Omit all pictures. Quote only the lines from the one with "What does this" through the end of the material below.
────────────────────
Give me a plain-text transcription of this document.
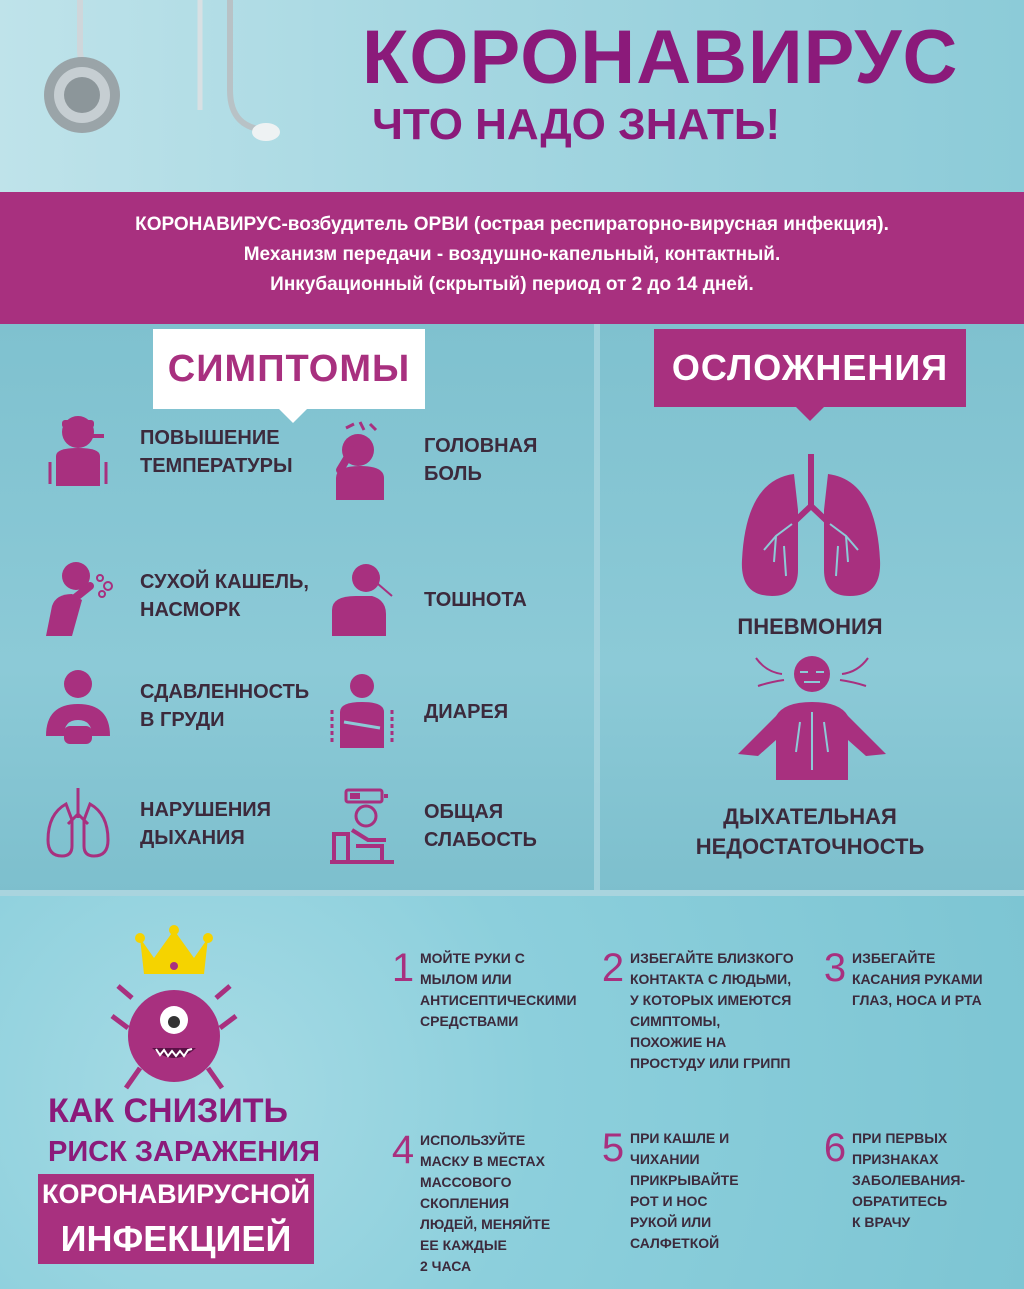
КОРОНАВИРУС
ЧТО НАДО ЗНАТЬ!

КОРОНАВИРУС-возбудитель ОРВИ (острая респираторно-вирусная инфекция).

Механизм передачи - воздушно-капельный, контактный.

Инкубационный (скрытый) период от 2 до 14 дней.

СИМПТОМЫ	ОСЛОЖНЕНИЯ
ПОВЫШЕНИЕ
ТЕМПЕРАТУРЫ
ГОЛОВНАЯ
БОЛЬ
СУХОЙ КАШЕЛЬ,
НАСМОРК	ТОШНОТА
СДАВЛЕННОСТЬ
В ГРУДИ	ДИАРЕЯ
НАРУШЕНИЯ
ДЫХАНИЯ
ОБЩАЯ
СЛАБОСТЬ
ПНЕВМОНИЯ
ДЫХАТЕЛЬНАЯ
НЕДОСТАТОЧНОСТЬ
КАК СНИЗИТЬ
РИСК ЗАРАЖЕНИЯ
КОРОНАВИРУСНОЙ
ИНФЕКЦИЕЙ
1 МОЙТЕ РУКИ С
МЫЛОМ ИЛИ
АНТИСЕПТИЧЕСКИМИ
СРЕДСТВАМИ
2 ИЗБЕГАЙТЕ БЛИЗКОГО
КОНТАКТА С ЛЮДЬМИ,
У КОТОРЫХ ИМЕЮТСЯ
СИМПТОМЫ,
ПОХОЖИЕ НА
ПРОСТУДУ ИЛИ ГРИПП
3 ИЗБЕГАЙТЕ
КАСАНИЯ РУКАМИ
ГЛАЗ, НОСА И РТА
4 ИСПОЛЬЗУЙТЕ
МАСКУ В МЕСТАХ
МАССОВОГО
СКОПЛЕНИЯ
ЛЮДЕЙ, МЕНЯЙТЕ
ЕЕ КАЖДЫЕ
2 ЧАСА
5 ПРИ КАШЛЕ И
ЧИХАНИИ
ПРИКРЫВАЙТЕ
РОТ И НОС
РУКОЙ ИЛИ
САЛФЕТКОЙ
6 ПРИ ПЕРВЫХ
ПРИЗНАКАХ
ЗАБОЛЕВАНИЯ-
ОБРАТИТЕСЬ
К ВРАЧУ
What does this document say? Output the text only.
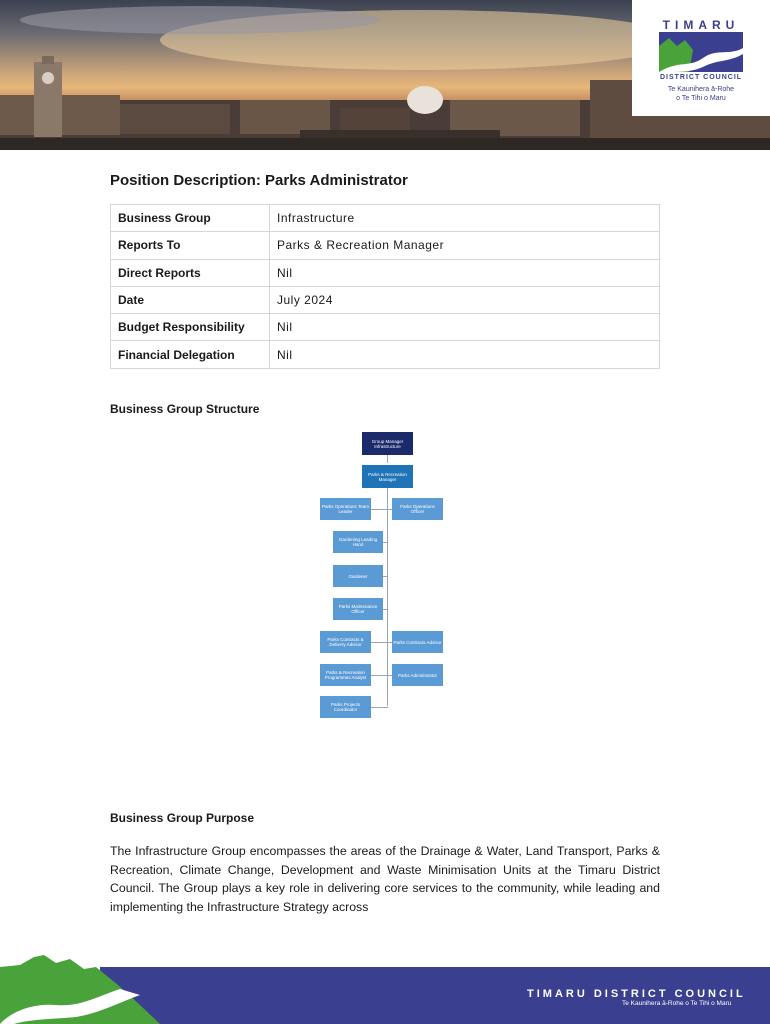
TIMARU
DISTRICT COUNCIL
Te Kaunihera ā-Rohe
o Te Tihi o Maru
Position Description: Parks Administrator
Business Group	Infrastructure
Reports To	Parks & Recreation Manager
Direct Reports	Nil
Date	July 2024
Budget Responsibility	Nil
Financial Delegation	Nil
Business Group Structure
Group Manager Infrastructure
Parks & Recreation Manager
Parks Operations Team Leader
Parks Operations Officer
Gardening Leading Hand
Gardener
Parks Maintenance Officer
Parks Contracts & Delivery Advisor	Parks Contracts Advisor
Parks & Recreation Programmes Analyst	Parks Administrator
Parks Projects Coordinator
Business Group Purpose
The Infrastructure Group encompasses the areas of the Drainage & Water, Land Transport, Parks & Recreation, Climate Change, Development and Waste Minimisation Units at the Timaru District Council. The Group plays a key role in delivering core services to the community, while leading and implementing the Infrastructure Strategy across
TIMARU DISTRICT COUNCIL
Te Kaunihera ā-Rohe o Te Tihi o Maru
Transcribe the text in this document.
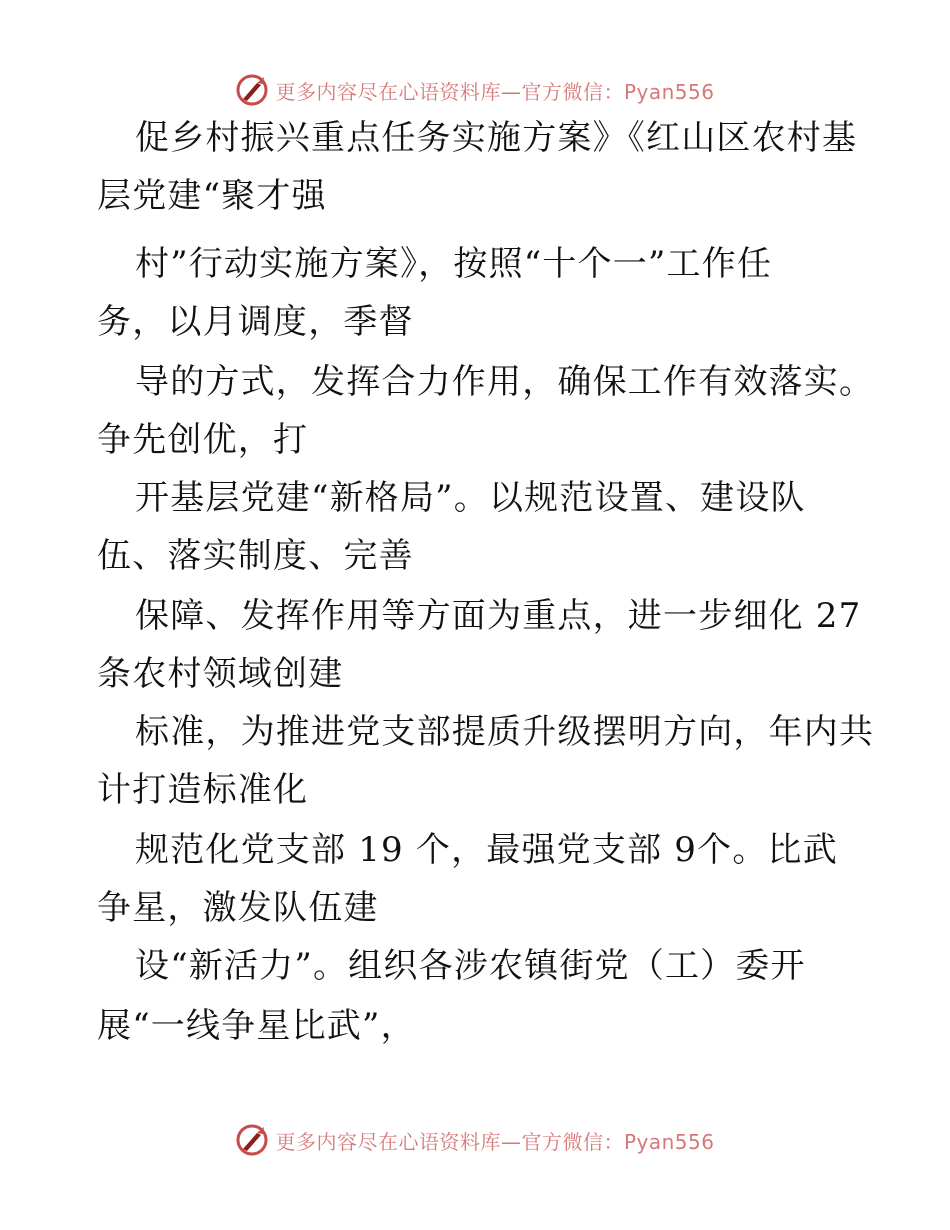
更多内容尽在心语资料库—官方微信：Pyan556
促乡村振兴重点任务实施方案》《红山区农村基
层党建“聚才强
村”行动实施方案》，按照“十个一”工作任
务，以月调度，季督
导的方式，发挥合力作用，确保工作有效落实。
争先创优，打
开基层党建“新格局”。以规范设置、建设队
伍、落实制度、完善
保障、发挥作用等方面为重点，进一步细化 27
条农村领域创建
标准，为推进党支部提质升级摆明方向，年内共
计打造标准化
规范化党支部 19 个，最强党支部 9个。比武
争星，激发队伍建
设“新活力”。组织各涉农镇街党（工）委开
展“一线争星比武”，
更多内容尽在心语资料库—官方微信：Pyan556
────────────────────
Full output »
What does this document say? Output the text only.
TIMARU
DISTRICT COUNCIL
Te Kaunihera ā-Rohe
o Te Tihi o Maru
Position Description: Parks Administrator
Business Group	Infrastructure
Reports To	Parks & Recreation Manager
Direct Reports	Nil
Date	July 2024
Budget Responsibility	Nil
Financial Delegation	Nil
Business Group Structure
Group Manager Infrastructure
Parks & Recreation Manager
Parks Operations Team Leader
Parks Operations Officer
Gardening Leading Hand
Gardener
Parks Maintenance Officer
Parks Contracts & Delivery Advisor	Parks Contracts Advisor
Parks & Recreation Programmes Analyst	Parks Administrator
Parks Projects Coordinator
Business Group Purpose
The Infrastructure Group encompasses the areas of the Drainage & Water, Land Transport, Parks & Recreation, Climate Change, Development and Waste Minimisation Units at the Timaru District Council. The Group plays a key role in delivering core services to the community, while leading and implementing the Infrastructure Strategy across
TIMARU DISTRICT COUNCIL
Te Kaunihera ā-Rohe o Te Tihi o Maru
Transcribe the text in this document.
更多内容尽在心语资料库—官方微信：Pyan556
促乡村振兴重点任务实施方案》《红山区农村基
层党建“聚才强
村”行动实施方案》，按照“十个一”工作任
务，以月调度，季督
导的方式，发挥合力作用，确保工作有效落实。
争先创优，打
开基层党建“新格局”。以规范设置、建设队
伍、落实制度、完善
保障、发挥作用等方面为重点，进一步细化 27
条农村领域创建
标准，为推进党支部提质升级摆明方向，年内共
计打造标准化
规范化党支部 19 个，最强党支部 9个。比武
争星，激发队伍建
设“新活力”。组织各涉农镇街党（工）委开
展“一线争星比武”，
更多内容尽在心语资料库—官方微信：Pyan556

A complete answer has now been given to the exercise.